GOAL - Please copy the data below line for line, without changing anything, and leave out the pictures.

TASK INPUT -
--- Start ---
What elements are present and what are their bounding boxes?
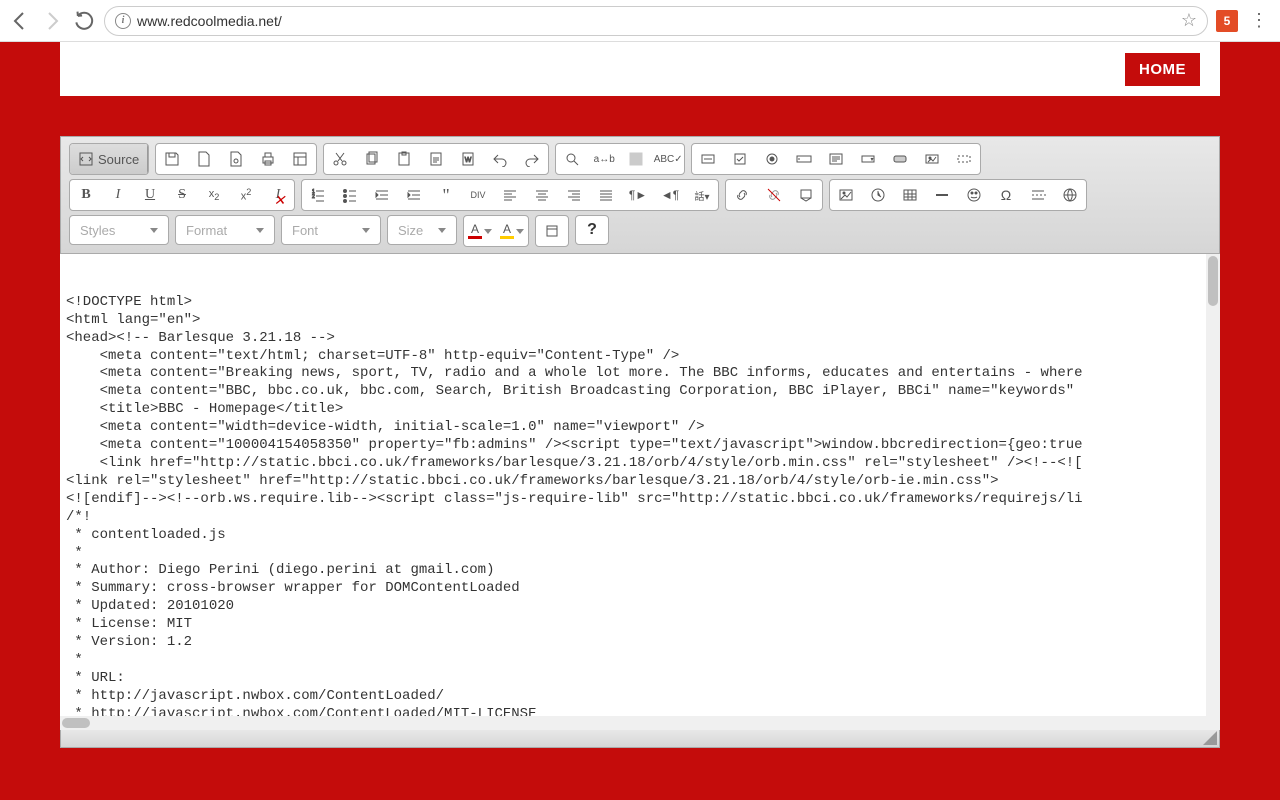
format-dropdown[interactable]: Format	[175, 215, 275, 245]
select-all-icon[interactable]	[620, 144, 652, 174]
print-icon[interactable]	[252, 144, 284, 174]
undo-icon[interactable]	[484, 144, 516, 174]
table-icon[interactable]	[894, 180, 926, 210]
hr-icon[interactable]	[926, 180, 958, 210]
extension-icon[interactable]: 5	[1216, 10, 1238, 32]
maximize-icon[interactable]	[536, 216, 568, 246]
resize-handle-icon[interactable]	[1203, 731, 1217, 745]
flash-icon[interactable]	[862, 180, 894, 210]
editor-toolbar: Source W	[60, 136, 1220, 254]
pagebreak-icon[interactable]	[1022, 180, 1054, 210]
textfield-icon[interactable]	[788, 144, 820, 174]
align-center-icon[interactable]	[526, 180, 558, 210]
italic-button[interactable]: I	[102, 180, 134, 210]
source-button[interactable]: Source	[70, 144, 148, 174]
bookmark-star-icon[interactable]: ☆	[1181, 10, 1197, 31]
copy-icon[interactable]	[356, 144, 388, 174]
font-dropdown[interactable]: Font	[281, 215, 381, 245]
bg-color-button[interactable]: A	[496, 216, 528, 246]
superscript-button[interactable]: x2	[230, 180, 262, 210]
specialchar-icon[interactable]: Ω	[990, 180, 1022, 210]
replace-icon[interactable]: a↔b	[588, 144, 620, 174]
hiddenfield-icon[interactable]	[948, 144, 980, 174]
numbered-list-icon[interactable]: 12	[302, 180, 334, 210]
source-code-area[interactable]: <!DOCTYPE html> <html lang="en"> <head><…	[60, 254, 1220, 716]
text-color-button[interactable]: A	[464, 216, 496, 246]
source-label: Source	[98, 152, 139, 167]
templates-icon[interactable]	[284, 144, 316, 174]
site-header: HOME	[60, 42, 1220, 96]
radio-icon[interactable]	[756, 144, 788, 174]
browser-menu-icon[interactable]: ⋮	[1246, 10, 1272, 31]
outdent-icon[interactable]	[366, 180, 398, 210]
remove-format-button[interactable]: I✕	[262, 180, 294, 210]
vertical-scrollbar[interactable]	[1206, 254, 1220, 716]
bold-button[interactable]: B	[70, 180, 102, 210]
svg-text:2: 2	[312, 194, 315, 200]
help-button[interactable]: ?	[575, 215, 609, 245]
checkbox-icon[interactable]	[724, 144, 756, 174]
iframe-icon[interactable]	[1054, 180, 1086, 210]
div-icon[interactable]: DIV	[462, 180, 494, 210]
align-left-icon[interactable]	[494, 180, 526, 210]
size-dropdown[interactable]: Size	[387, 215, 457, 245]
new-page-icon[interactable]	[188, 144, 220, 174]
subscript-button[interactable]: x2	[198, 180, 230, 210]
select-icon[interactable]	[852, 144, 884, 174]
cut-icon[interactable]	[324, 144, 356, 174]
bullet-list-icon[interactable]	[334, 180, 366, 210]
code-text: <!DOCTYPE html> <html lang="en"> <head><…	[66, 294, 1214, 716]
site-info-icon[interactable]: i	[115, 13, 131, 29]
form-icon[interactable]	[692, 144, 724, 174]
link-icon[interactable]	[726, 180, 758, 210]
align-right-icon[interactable]	[558, 180, 590, 210]
blockquote-icon[interactable]: "	[430, 180, 462, 210]
language-icon[interactable]: 話▾	[686, 180, 718, 210]
rtl-icon[interactable]: ◄¶	[654, 180, 686, 210]
editor-footer	[60, 730, 1220, 748]
image-icon[interactable]	[830, 180, 862, 210]
textarea-icon[interactable]	[820, 144, 852, 174]
svg-text:W: W	[465, 157, 472, 164]
button-icon[interactable]	[884, 144, 916, 174]
spellcheck-icon[interactable]: ABC✓	[652, 144, 684, 174]
back-button[interactable]	[8, 9, 32, 33]
imagebutton-icon[interactable]	[916, 144, 948, 174]
home-button[interactable]: HOME	[1125, 53, 1200, 86]
forward-button[interactable]	[40, 9, 64, 33]
browser-toolbar: i ☆ 5 ⋮	[0, 0, 1280, 42]
smiley-icon[interactable]	[958, 180, 990, 210]
save-icon[interactable]	[156, 144, 188, 174]
rich-text-editor: Source W	[60, 136, 1220, 748]
page-background: HOME Source	[0, 42, 1280, 800]
find-icon[interactable]	[556, 144, 588, 174]
preview-icon[interactable]	[220, 144, 252, 174]
align-justify-icon[interactable]	[590, 180, 622, 210]
ltr-icon[interactable]: ¶►	[622, 180, 654, 210]
strike-button[interactable]: S	[166, 180, 198, 210]
address-bar[interactable]: i ☆	[104, 6, 1208, 36]
unlink-icon[interactable]	[758, 180, 790, 210]
horizontal-scrollbar[interactable]	[60, 716, 1220, 730]
paste-icon[interactable]	[388, 144, 420, 174]
paste-word-icon[interactable]: W	[452, 144, 484, 174]
redo-icon[interactable]	[516, 144, 548, 174]
paste-text-icon[interactable]	[420, 144, 452, 174]
url-input[interactable]	[137, 13, 1175, 29]
indent-icon[interactable]	[398, 180, 430, 210]
anchor-icon[interactable]	[790, 180, 822, 210]
reload-button[interactable]	[72, 9, 96, 33]
styles-dropdown[interactable]: Styles	[69, 215, 169, 245]
underline-button[interactable]: U	[134, 180, 166, 210]
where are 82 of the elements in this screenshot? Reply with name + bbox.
--- End ---
REPLY TO THE EXERCISE -
What elements are present and what are their bounding boxes?
format-dropdown[interactable]: Format	[175, 215, 275, 245]
select-all-icon[interactable]	[620, 144, 652, 174]
print-icon[interactable]	[252, 144, 284, 174]
undo-icon[interactable]	[484, 144, 516, 174]
table-icon[interactable]	[894, 180, 926, 210]
hr-icon[interactable]	[926, 180, 958, 210]
extension-icon[interactable]: 5	[1216, 10, 1238, 32]
maximize-icon[interactable]	[536, 216, 568, 246]
resize-handle-icon[interactable]	[1203, 731, 1217, 745]
flash-icon[interactable]	[862, 180, 894, 210]
editor-toolbar: Source W	[60, 136, 1220, 254]
pagebreak-icon[interactable]	[1022, 180, 1054, 210]
textfield-icon[interactable]	[788, 144, 820, 174]
align-center-icon[interactable]	[526, 180, 558, 210]
italic-button[interactable]: I	[102, 180, 134, 210]
source-button[interactable]: Source	[70, 144, 148, 174]
bookmark-star-icon[interactable]: ☆	[1181, 10, 1197, 31]
copy-icon[interactable]	[356, 144, 388, 174]
font-dropdown[interactable]: Font	[281, 215, 381, 245]
bg-color-button[interactable]: A	[496, 216, 528, 246]
superscript-button[interactable]: x2	[230, 180, 262, 210]
specialchar-icon[interactable]: Ω	[990, 180, 1022, 210]
replace-icon[interactable]: a↔b	[588, 144, 620, 174]
hiddenfield-icon[interactable]	[948, 144, 980, 174]
numbered-list-icon[interactable]: 12	[302, 180, 334, 210]
source-code-area[interactable]: <!DOCTYPE html> <html lang="en"> <head><…	[60, 254, 1220, 716]
text-color-button[interactable]: A	[464, 216, 496, 246]
source-label: Source	[98, 152, 139, 167]
templates-icon[interactable]	[284, 144, 316, 174]
site-header: HOME	[60, 42, 1220, 96]
radio-icon[interactable]	[756, 144, 788, 174]
browser-menu-icon[interactable]: ⋮	[1246, 10, 1272, 31]
outdent-icon[interactable]	[366, 180, 398, 210]
remove-format-button[interactable]: I✕	[262, 180, 294, 210]
vertical-scrollbar[interactable]	[1206, 254, 1220, 716]
bold-button[interactable]: B	[70, 180, 102, 210]
svg-text:2: 2	[312, 194, 315, 200]
help-button[interactable]: ?	[575, 215, 609, 245]
checkbox-icon[interactable]	[724, 144, 756, 174]
iframe-icon[interactable]	[1054, 180, 1086, 210]
div-icon[interactable]: DIV	[462, 180, 494, 210]
align-left-icon[interactable]	[494, 180, 526, 210]
size-dropdown[interactable]: Size	[387, 215, 457, 245]
new-page-icon[interactable]	[188, 144, 220, 174]
subscript-button[interactable]: x2	[198, 180, 230, 210]
select-icon[interactable]	[852, 144, 884, 174]
cut-icon[interactable]	[324, 144, 356, 174]
bullet-list-icon[interactable]	[334, 180, 366, 210]
code-text: <!DOCTYPE html> <html lang="en"> <head><…	[66, 294, 1214, 716]
site-info-icon[interactable]: i	[115, 13, 131, 29]
form-icon[interactable]	[692, 144, 724, 174]
link-icon[interactable]	[726, 180, 758, 210]
align-right-icon[interactable]	[558, 180, 590, 210]
blockquote-icon[interactable]: "	[430, 180, 462, 210]
language-icon[interactable]: 話▾	[686, 180, 718, 210]
rtl-icon[interactable]: ◄¶	[654, 180, 686, 210]
editor-footer	[60, 730, 1220, 748]
image-icon[interactable]	[830, 180, 862, 210]
textarea-icon[interactable]	[820, 144, 852, 174]
svg-text:W: W	[465, 157, 472, 164]
button-icon[interactable]	[884, 144, 916, 174]
spellcheck-icon[interactable]: ABC✓	[652, 144, 684, 174]
back-button[interactable]	[8, 9, 32, 33]
imagebutton-icon[interactable]	[916, 144, 948, 174]
home-button[interactable]: HOME	[1125, 53, 1200, 86]
forward-button[interactable]	[40, 9, 64, 33]
browser-toolbar: i ☆ 5 ⋮	[0, 0, 1280, 42]
smiley-icon[interactable]	[958, 180, 990, 210]
save-icon[interactable]	[156, 144, 188, 174]
rich-text-editor: Source W	[60, 136, 1220, 748]
page-background: HOME Source	[0, 42, 1280, 800]
find-icon[interactable]	[556, 144, 588, 174]
preview-icon[interactable]	[220, 144, 252, 174]
align-justify-icon[interactable]	[590, 180, 622, 210]
ltr-icon[interactable]: ¶►	[622, 180, 654, 210]
strike-button[interactable]: S	[166, 180, 198, 210]
address-bar[interactable]: i ☆	[104, 6, 1208, 36]
unlink-icon[interactable]	[758, 180, 790, 210]
horizontal-scrollbar[interactable]	[60, 716, 1220, 730]
paste-icon[interactable]	[388, 144, 420, 174]
paste-word-icon[interactable]: W	[452, 144, 484, 174]
redo-icon[interactable]	[516, 144, 548, 174]
paste-text-icon[interactable]	[420, 144, 452, 174]
url-input[interactable]	[137, 13, 1175, 29]
indent-icon[interactable]	[398, 180, 430, 210]
anchor-icon[interactable]	[790, 180, 822, 210]
reload-button[interactable]	[72, 9, 96, 33]
styles-dropdown[interactable]: Styles	[69, 215, 169, 245]
underline-button[interactable]: U	[134, 180, 166, 210]
where are 82 of the elements in this screenshot? Reply with name + bbox.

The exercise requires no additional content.